== Written instruction ==
Copy out all lines that carry the word "Neiging".

:: Material for the task

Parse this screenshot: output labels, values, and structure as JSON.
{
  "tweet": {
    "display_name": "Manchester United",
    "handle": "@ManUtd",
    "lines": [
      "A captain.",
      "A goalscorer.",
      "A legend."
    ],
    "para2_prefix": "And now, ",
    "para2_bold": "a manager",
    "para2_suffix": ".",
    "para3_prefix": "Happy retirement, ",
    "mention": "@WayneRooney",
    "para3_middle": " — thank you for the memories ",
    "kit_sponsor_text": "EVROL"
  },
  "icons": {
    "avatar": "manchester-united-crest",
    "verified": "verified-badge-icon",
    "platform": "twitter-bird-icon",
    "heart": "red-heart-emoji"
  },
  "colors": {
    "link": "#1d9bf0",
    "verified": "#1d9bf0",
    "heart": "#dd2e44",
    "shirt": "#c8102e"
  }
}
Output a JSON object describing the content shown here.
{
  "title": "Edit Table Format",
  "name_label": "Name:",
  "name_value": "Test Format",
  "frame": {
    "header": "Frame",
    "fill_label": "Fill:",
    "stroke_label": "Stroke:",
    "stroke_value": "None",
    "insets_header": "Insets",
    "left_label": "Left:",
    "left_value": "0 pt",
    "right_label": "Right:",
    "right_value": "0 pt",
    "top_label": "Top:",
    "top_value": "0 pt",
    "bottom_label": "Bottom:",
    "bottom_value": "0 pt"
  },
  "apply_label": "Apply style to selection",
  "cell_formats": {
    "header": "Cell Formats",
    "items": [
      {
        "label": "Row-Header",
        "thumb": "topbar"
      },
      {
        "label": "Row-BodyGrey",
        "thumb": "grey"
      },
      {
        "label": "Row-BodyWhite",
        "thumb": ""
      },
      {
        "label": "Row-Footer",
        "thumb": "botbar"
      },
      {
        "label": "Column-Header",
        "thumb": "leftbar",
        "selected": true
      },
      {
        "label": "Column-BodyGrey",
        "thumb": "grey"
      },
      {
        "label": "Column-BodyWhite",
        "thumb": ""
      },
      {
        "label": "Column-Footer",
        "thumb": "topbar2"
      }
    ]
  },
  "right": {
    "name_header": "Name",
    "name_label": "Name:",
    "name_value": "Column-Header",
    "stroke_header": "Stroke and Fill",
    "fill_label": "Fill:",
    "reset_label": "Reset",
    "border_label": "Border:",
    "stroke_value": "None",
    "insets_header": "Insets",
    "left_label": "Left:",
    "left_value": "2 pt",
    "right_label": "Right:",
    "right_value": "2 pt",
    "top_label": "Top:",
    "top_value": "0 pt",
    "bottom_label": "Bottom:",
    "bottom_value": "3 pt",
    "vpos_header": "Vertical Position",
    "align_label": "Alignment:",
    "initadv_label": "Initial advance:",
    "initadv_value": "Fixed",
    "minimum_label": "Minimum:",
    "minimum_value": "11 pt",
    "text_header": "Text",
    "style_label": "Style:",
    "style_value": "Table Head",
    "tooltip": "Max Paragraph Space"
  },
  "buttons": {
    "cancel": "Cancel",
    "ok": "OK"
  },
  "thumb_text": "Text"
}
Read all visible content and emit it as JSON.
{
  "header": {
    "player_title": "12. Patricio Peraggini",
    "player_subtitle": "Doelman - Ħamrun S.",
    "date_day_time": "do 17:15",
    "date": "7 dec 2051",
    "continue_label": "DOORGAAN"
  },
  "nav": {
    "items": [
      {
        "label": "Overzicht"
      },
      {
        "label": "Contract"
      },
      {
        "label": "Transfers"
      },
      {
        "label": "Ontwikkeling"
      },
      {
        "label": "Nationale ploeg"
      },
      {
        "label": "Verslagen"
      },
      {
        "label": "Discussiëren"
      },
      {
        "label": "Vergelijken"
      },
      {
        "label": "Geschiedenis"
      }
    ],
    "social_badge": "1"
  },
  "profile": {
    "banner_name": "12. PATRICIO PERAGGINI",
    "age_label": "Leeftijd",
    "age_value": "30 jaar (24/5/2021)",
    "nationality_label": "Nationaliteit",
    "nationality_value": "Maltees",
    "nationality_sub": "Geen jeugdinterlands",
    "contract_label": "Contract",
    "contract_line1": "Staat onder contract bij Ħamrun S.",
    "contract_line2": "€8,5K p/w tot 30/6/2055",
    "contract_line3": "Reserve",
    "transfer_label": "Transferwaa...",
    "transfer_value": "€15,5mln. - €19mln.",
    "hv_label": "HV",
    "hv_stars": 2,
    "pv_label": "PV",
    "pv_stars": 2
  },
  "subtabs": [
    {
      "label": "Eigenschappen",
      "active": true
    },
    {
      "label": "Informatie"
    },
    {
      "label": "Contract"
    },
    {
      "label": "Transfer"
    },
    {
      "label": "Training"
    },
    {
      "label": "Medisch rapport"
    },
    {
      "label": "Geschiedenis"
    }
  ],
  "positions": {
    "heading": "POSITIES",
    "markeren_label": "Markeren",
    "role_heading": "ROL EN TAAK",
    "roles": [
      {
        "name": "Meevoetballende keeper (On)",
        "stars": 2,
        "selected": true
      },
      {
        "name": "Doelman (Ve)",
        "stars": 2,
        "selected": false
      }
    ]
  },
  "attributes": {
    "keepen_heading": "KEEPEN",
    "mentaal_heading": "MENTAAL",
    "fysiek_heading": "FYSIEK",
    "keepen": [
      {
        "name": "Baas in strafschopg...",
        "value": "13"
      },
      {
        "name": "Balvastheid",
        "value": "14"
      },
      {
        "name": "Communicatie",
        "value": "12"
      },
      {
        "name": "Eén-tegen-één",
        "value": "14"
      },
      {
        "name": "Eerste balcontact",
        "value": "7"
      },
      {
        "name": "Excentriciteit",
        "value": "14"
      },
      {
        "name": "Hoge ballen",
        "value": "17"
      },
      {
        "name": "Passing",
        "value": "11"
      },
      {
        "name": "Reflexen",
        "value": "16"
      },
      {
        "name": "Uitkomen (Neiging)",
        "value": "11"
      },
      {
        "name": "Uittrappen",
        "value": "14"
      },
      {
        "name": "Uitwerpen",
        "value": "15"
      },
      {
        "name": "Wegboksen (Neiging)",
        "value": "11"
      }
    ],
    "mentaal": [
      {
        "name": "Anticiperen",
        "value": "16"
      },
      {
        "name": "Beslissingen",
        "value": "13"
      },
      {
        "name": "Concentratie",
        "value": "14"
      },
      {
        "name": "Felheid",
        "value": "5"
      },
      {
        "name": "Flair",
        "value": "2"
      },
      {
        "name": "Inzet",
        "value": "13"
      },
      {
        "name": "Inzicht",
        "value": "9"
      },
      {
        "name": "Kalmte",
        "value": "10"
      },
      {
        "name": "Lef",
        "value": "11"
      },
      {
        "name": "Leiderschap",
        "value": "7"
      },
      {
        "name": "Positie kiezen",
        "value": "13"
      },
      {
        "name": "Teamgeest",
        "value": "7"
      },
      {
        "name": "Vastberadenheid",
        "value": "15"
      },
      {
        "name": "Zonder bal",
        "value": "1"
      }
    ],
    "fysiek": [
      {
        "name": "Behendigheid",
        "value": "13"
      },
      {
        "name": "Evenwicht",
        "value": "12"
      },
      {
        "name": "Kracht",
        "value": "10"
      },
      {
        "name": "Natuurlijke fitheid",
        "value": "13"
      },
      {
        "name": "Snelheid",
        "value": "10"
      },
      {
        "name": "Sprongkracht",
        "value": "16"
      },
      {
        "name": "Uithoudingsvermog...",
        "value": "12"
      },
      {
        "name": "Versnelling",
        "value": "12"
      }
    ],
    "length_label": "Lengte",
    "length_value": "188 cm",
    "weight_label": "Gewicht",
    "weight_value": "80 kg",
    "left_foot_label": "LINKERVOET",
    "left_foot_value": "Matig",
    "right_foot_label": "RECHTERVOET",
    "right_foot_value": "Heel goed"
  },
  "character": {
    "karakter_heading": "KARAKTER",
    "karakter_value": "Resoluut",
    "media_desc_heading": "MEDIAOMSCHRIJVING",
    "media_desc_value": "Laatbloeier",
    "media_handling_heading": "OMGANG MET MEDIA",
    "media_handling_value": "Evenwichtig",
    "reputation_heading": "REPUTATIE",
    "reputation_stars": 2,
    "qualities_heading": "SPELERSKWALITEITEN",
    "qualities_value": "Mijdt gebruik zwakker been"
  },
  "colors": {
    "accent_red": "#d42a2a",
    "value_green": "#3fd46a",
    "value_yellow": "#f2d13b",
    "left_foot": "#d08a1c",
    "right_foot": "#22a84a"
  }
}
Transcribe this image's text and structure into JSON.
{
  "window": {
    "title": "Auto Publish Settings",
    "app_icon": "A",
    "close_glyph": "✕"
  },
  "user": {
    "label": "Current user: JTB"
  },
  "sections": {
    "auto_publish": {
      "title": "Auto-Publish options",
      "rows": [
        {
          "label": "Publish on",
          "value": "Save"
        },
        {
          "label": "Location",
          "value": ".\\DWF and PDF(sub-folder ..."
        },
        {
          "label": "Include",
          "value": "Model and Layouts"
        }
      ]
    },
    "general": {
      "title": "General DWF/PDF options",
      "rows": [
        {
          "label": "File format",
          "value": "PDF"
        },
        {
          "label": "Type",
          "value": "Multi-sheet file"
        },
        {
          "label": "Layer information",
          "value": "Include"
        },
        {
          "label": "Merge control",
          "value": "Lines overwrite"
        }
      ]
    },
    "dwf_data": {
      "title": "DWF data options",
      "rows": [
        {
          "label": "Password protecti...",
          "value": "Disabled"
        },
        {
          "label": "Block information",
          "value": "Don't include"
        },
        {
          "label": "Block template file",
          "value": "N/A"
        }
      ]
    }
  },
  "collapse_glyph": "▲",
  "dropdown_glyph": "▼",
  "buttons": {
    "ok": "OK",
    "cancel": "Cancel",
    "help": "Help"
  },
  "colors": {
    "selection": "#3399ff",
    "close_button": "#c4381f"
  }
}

::::

== Reply ==
        "name": "Uitkomen (Neiging)",
        "name": "Wegboksen (Neiging)",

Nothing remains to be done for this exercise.